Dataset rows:
* * * * * * * * *

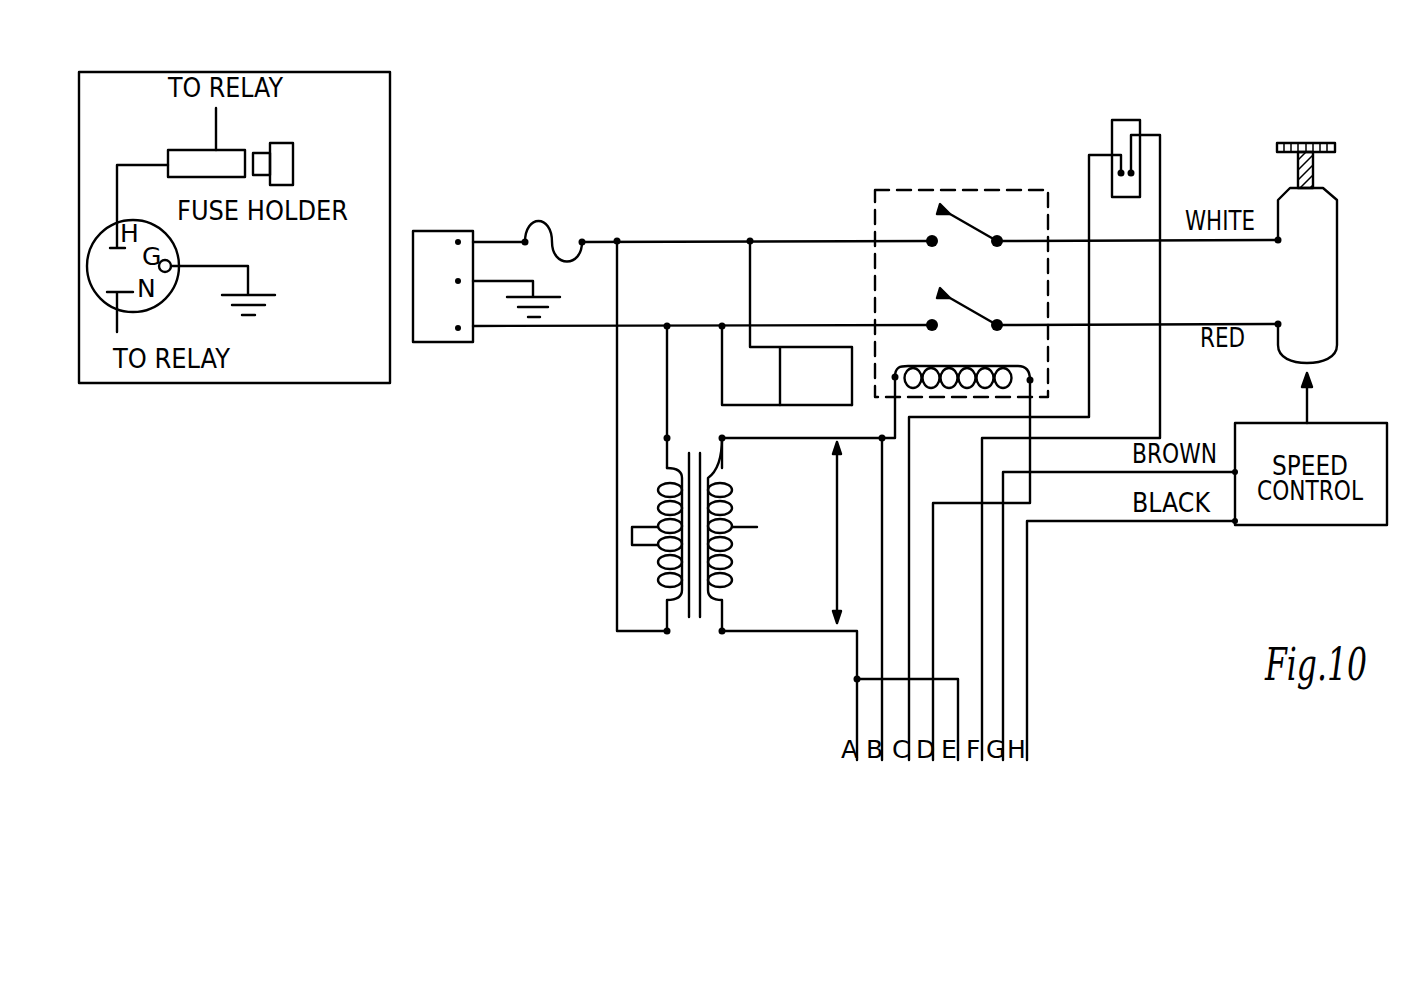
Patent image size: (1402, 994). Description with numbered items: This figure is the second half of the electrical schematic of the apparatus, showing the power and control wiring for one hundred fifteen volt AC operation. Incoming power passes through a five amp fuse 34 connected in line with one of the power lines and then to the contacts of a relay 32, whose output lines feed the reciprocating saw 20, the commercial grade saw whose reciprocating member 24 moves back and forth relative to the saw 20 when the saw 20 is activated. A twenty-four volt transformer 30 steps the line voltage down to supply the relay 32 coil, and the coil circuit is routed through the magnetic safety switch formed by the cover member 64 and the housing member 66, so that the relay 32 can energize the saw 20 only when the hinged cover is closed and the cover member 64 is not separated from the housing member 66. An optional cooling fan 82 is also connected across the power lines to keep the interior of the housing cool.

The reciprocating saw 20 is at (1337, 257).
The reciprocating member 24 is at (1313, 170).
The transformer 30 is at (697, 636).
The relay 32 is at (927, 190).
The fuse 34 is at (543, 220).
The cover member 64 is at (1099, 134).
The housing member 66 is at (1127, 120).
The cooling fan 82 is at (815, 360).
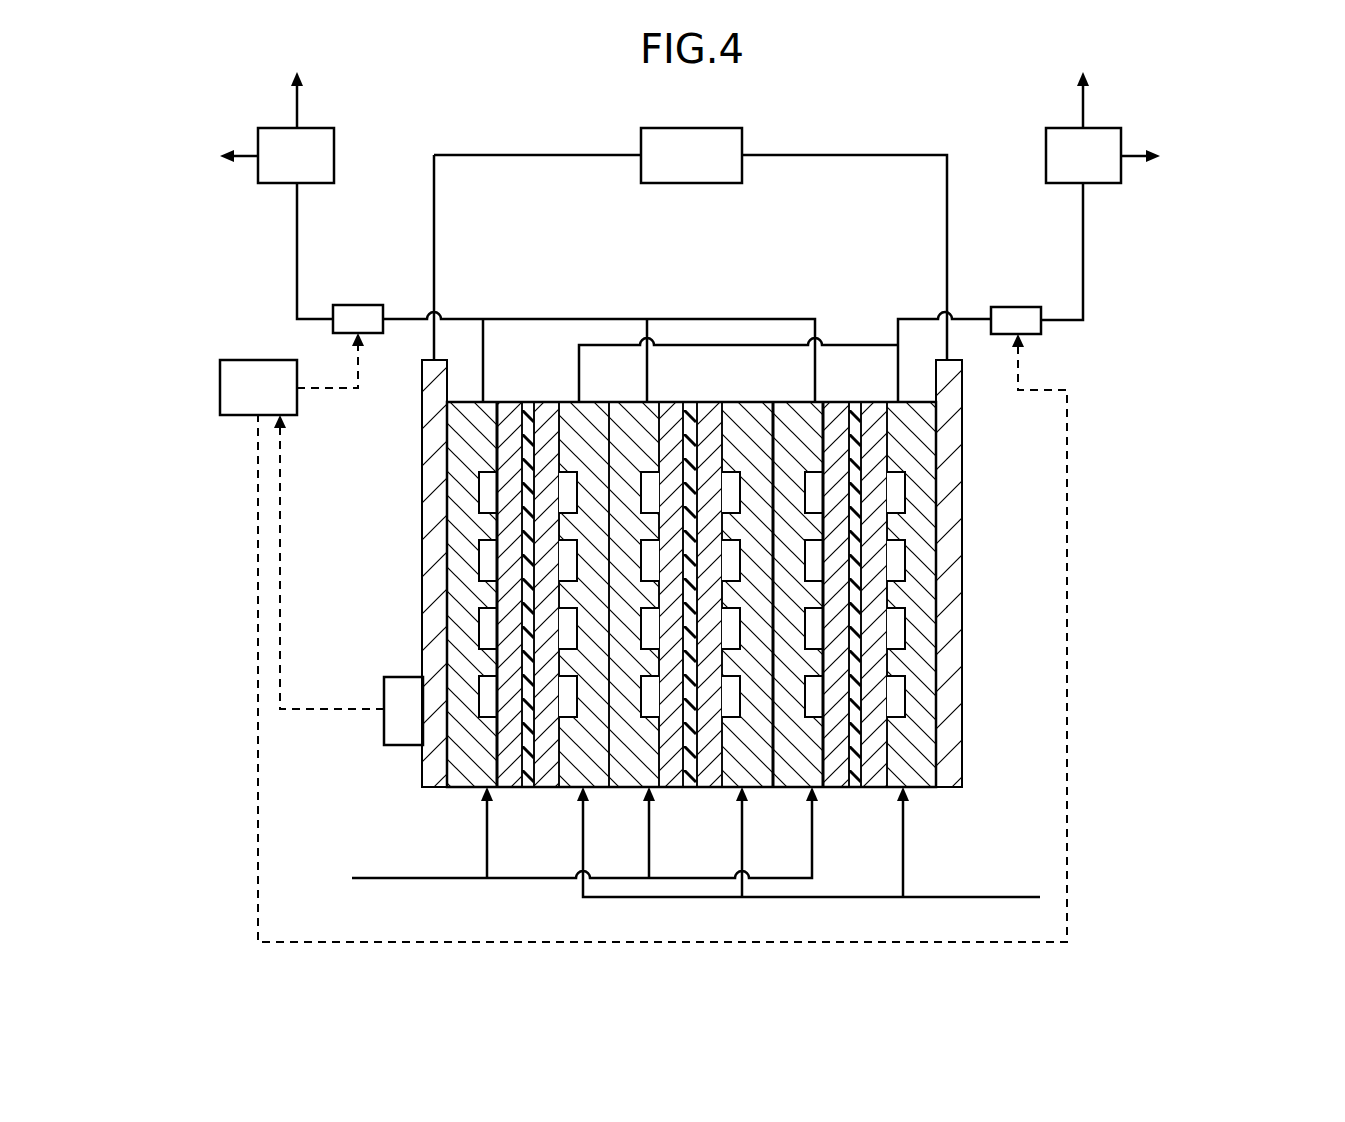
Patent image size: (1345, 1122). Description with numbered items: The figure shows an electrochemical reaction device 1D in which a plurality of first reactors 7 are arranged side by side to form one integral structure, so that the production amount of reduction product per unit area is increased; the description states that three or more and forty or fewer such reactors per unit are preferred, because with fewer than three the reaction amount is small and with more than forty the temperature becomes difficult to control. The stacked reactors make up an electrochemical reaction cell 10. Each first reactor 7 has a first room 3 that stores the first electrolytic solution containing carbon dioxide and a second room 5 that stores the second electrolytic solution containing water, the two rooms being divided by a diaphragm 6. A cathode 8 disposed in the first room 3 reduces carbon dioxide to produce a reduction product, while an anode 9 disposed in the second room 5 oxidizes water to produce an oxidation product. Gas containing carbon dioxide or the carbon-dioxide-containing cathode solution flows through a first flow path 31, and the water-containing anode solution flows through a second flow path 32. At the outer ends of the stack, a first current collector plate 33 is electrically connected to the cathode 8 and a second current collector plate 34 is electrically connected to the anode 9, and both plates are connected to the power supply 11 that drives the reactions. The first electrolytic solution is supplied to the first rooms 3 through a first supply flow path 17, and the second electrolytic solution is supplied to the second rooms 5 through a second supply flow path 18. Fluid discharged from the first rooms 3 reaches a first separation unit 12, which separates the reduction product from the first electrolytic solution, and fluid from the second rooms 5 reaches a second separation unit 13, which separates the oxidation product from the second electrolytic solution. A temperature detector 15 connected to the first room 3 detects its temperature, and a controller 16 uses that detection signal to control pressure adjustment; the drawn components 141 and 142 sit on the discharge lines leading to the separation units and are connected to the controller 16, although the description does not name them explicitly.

* * * * * * * * *

- _Exercise objective_:
Lay out every line of the dataset rows above as a JSON list of strings, with one string per line and no blank lines. Leave the pictures out of your answer.

- _Complete response_:
[
  "Patent image size: (1402, 994). Description with numbered items: This figure is the second half of the electrical schematic of the apparatus, showing the power and control wiring for one hundred fifteen volt AC operation. Incoming power passes through a five amp fuse 34 connected in line with one of the power lines and then to the contacts of a relay 32, whose output lines feed the reciprocating saw 20, the commercial grade saw whose reciprocating member 24 moves back and forth relative to the saw 20 when the saw 20 is activated. A twenty-four volt transformer 30 steps the line voltage down to supply the relay 32 coil, and the coil circuit is routed through the magnetic safety switch formed by the cover member 64 and the housing member 66, so that the relay 32 can energize the saw 20 only when the hinged cover is closed and the cover member 64 is not separated from the housing member 66. An optional cooling fan 82 is also connected across the power lines to keep the interior of the housing cool.",
  "The reciprocating saw 20 is at (1337, 257).",
  "The reciprocating member 24 is at (1313, 170).",
  "The transformer 30 is at (697, 636).",
  "The relay 32 is at (927, 190).",
  "The fuse 34 is at (543, 220).",
  "The cover member 64 is at (1099, 134).",
  "The housing member 66 is at (1127, 120).",
  "The cooling fan 82 is at (815, 360).",
  "Patent image size: (1345, 1122). Description with numbered items: The figure shows an electrochemical reaction device 1D in which a plurality of first reactors 7 are arranged side by side to form one integral structure, so that the production amount of reduction product per unit area is increased; the description states that three or more and forty or fewer such reactors per unit are preferred, because with fewer than three the reaction amount is small and with more than forty the temperature becomes difficult to control. The stacked reactors make up an electrochemical reaction cell 10. Each first reactor 7 has a first room 3 that stores the first electrolytic solution containing carbon dioxide and a second room 5 that stores the second electrolytic solution containing water, the two rooms being divided by a diaphragm 6. A cathode 8 disposed in the first room 3 reduces carbon dioxide to produce a reduction product, while an anode 9 disposed in the second room 5 oxidizes water to produce an oxidation product. Gas containing carbon dioxide or the carbon-dioxide-containing cathode solution flows through a first flow path 31, and the water-containing anode solution flows through a second flow path 32. At the outer ends of the stack, a first current collector plate 33 is electrically connected to the cathode 8 and a second current collector plate 34 is electrically connected to the anode 9, and both plates are connected to the power supply 11 that drives the reactions. The first electrolytic solution is supplied to the first rooms 3 through a first supply flow path 17, and the second electrolytic solution is supplied to the second rooms 5 through a second supply flow path 18. Fluid discharged from the first rooms 3 reaches a first separation unit 12, which separates the reduction product from the first electrolytic solution, and fluid from the second rooms 5 reaches a second separation unit 13, which separates the oxidation product from the second electrolytic solution. A temperature detector 15 connected to the first room 3 detects its temperature, and a controller 16 uses that detection signal to control pressure adjustment; the drawn components 141 and 142 sit on the discharge lines leading to the separation units and are connected to the controller 16, although the description does not name them explicitly."
]